Dataset entries on figures
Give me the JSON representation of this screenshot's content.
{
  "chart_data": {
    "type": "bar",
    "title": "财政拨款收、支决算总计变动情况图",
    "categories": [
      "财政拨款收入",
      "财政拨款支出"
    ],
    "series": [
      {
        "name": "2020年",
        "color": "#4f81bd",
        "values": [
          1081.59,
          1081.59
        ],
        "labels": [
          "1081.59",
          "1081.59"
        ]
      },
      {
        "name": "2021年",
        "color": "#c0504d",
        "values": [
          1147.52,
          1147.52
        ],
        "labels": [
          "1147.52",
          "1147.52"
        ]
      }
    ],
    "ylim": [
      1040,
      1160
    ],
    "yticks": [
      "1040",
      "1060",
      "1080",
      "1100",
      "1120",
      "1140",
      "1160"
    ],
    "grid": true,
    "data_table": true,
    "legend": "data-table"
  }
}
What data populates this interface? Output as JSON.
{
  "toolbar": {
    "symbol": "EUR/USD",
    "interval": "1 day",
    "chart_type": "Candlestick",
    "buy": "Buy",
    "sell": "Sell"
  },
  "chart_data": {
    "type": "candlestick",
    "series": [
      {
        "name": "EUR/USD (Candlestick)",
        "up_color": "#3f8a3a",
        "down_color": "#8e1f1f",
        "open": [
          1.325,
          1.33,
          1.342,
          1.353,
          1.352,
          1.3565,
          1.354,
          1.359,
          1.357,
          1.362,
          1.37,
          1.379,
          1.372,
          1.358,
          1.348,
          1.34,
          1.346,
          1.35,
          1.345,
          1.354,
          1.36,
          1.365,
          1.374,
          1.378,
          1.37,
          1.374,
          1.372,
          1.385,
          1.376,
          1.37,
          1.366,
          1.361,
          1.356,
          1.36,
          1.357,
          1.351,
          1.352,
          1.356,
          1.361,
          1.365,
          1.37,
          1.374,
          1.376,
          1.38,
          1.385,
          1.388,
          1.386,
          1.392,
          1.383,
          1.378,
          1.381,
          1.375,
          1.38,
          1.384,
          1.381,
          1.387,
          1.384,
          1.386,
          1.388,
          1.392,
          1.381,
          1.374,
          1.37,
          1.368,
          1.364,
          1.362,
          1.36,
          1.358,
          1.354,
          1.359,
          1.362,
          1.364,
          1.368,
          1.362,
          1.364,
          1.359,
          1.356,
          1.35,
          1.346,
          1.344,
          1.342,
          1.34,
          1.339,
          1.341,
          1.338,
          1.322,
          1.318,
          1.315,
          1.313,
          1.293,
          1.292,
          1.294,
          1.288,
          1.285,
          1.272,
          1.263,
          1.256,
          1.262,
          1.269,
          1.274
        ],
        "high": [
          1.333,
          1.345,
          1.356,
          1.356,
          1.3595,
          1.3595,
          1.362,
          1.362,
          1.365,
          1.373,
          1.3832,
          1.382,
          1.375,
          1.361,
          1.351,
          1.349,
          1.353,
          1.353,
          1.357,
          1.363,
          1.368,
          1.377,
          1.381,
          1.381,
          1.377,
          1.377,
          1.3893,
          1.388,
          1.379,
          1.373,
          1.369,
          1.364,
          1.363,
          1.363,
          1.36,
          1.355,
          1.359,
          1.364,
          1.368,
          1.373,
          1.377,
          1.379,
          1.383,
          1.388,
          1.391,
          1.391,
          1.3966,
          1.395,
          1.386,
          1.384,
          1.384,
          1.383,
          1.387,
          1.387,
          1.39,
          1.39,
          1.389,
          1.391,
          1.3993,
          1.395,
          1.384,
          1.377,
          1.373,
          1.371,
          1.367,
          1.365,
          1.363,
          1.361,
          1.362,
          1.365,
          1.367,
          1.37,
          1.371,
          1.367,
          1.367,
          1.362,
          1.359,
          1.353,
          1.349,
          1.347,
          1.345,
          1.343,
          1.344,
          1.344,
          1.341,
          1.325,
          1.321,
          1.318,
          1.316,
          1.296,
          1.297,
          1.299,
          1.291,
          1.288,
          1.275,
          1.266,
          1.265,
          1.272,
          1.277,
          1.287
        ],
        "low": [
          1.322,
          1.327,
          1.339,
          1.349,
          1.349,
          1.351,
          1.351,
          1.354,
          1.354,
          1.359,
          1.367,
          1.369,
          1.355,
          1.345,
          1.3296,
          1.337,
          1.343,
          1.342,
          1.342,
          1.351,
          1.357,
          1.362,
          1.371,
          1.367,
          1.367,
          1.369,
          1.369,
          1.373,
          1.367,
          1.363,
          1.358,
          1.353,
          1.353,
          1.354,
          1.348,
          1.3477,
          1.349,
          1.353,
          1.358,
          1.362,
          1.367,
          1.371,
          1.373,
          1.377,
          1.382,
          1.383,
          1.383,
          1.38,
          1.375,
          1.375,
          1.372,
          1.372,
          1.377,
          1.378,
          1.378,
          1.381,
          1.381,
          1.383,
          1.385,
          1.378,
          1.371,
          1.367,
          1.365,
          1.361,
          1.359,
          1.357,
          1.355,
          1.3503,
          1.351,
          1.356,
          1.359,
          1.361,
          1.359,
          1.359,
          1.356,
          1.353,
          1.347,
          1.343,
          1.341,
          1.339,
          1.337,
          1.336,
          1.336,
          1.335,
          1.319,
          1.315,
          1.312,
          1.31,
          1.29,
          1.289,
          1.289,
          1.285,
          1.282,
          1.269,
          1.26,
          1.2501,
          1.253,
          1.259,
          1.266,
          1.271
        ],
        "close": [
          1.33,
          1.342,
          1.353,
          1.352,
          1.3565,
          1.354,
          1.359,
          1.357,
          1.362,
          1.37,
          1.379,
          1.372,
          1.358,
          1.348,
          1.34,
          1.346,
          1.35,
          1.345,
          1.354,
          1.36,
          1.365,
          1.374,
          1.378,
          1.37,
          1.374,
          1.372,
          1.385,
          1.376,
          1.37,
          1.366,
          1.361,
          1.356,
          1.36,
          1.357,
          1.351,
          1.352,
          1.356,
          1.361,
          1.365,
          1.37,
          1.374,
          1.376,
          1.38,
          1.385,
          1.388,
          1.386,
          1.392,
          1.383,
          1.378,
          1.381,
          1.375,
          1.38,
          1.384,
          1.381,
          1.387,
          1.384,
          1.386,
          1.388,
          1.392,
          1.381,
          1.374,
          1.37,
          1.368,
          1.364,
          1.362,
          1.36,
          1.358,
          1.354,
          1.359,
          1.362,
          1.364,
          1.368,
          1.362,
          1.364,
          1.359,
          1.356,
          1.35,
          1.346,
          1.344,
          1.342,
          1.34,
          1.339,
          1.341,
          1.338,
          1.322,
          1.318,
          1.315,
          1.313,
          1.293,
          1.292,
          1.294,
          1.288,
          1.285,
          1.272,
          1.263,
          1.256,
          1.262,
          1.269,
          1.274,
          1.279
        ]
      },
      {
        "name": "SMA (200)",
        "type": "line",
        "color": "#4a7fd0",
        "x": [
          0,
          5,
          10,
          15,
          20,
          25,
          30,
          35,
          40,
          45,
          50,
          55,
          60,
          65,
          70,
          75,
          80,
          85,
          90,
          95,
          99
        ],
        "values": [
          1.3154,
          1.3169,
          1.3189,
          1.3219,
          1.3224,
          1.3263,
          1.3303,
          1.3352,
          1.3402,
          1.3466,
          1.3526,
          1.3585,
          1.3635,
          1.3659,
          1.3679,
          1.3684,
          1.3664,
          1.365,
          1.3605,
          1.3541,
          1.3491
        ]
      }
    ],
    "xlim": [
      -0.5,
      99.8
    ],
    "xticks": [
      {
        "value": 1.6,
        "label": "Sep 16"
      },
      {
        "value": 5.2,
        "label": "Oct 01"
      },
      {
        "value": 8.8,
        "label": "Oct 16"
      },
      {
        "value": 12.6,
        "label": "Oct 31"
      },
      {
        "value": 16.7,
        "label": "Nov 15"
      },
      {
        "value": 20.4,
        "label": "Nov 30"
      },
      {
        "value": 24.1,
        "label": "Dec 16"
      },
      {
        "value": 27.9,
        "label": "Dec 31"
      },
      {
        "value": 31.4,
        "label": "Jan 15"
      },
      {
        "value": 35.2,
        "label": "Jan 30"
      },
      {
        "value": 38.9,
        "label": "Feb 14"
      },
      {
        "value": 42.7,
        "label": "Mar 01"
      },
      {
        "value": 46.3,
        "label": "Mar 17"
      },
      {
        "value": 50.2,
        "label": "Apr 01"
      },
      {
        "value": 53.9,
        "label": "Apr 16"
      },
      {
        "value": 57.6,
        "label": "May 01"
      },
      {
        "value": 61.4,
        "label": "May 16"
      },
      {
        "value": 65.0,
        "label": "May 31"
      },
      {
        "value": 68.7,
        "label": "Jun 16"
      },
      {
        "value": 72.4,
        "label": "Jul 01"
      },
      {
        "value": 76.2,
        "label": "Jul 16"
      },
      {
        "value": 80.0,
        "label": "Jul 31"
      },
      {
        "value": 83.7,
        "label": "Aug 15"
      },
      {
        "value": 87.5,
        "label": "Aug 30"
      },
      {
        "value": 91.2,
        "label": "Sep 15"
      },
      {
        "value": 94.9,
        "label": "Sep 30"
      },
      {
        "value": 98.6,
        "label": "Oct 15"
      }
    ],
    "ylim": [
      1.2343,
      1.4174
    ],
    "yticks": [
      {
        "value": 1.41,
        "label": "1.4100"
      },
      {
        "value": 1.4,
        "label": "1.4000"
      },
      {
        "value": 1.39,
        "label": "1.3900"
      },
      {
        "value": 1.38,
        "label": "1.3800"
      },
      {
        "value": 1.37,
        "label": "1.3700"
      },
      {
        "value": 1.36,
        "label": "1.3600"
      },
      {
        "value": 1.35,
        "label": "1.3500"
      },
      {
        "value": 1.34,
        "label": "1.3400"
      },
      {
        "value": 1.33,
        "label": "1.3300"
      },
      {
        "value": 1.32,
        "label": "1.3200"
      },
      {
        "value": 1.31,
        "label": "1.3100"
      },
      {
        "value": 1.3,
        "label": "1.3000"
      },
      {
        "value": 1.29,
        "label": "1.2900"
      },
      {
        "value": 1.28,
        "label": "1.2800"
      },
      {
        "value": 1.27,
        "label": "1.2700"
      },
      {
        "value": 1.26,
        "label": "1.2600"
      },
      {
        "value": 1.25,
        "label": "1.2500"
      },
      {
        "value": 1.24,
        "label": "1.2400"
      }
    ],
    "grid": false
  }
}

§ SHORT EXERCISE: Copy each line of the listing in which the word "JSON" can be found.

§ ANSWER FOR THIS EXERCISE:
Give me the JSON representation of this screenshot's content.
What data populates this interface? Output as JSON.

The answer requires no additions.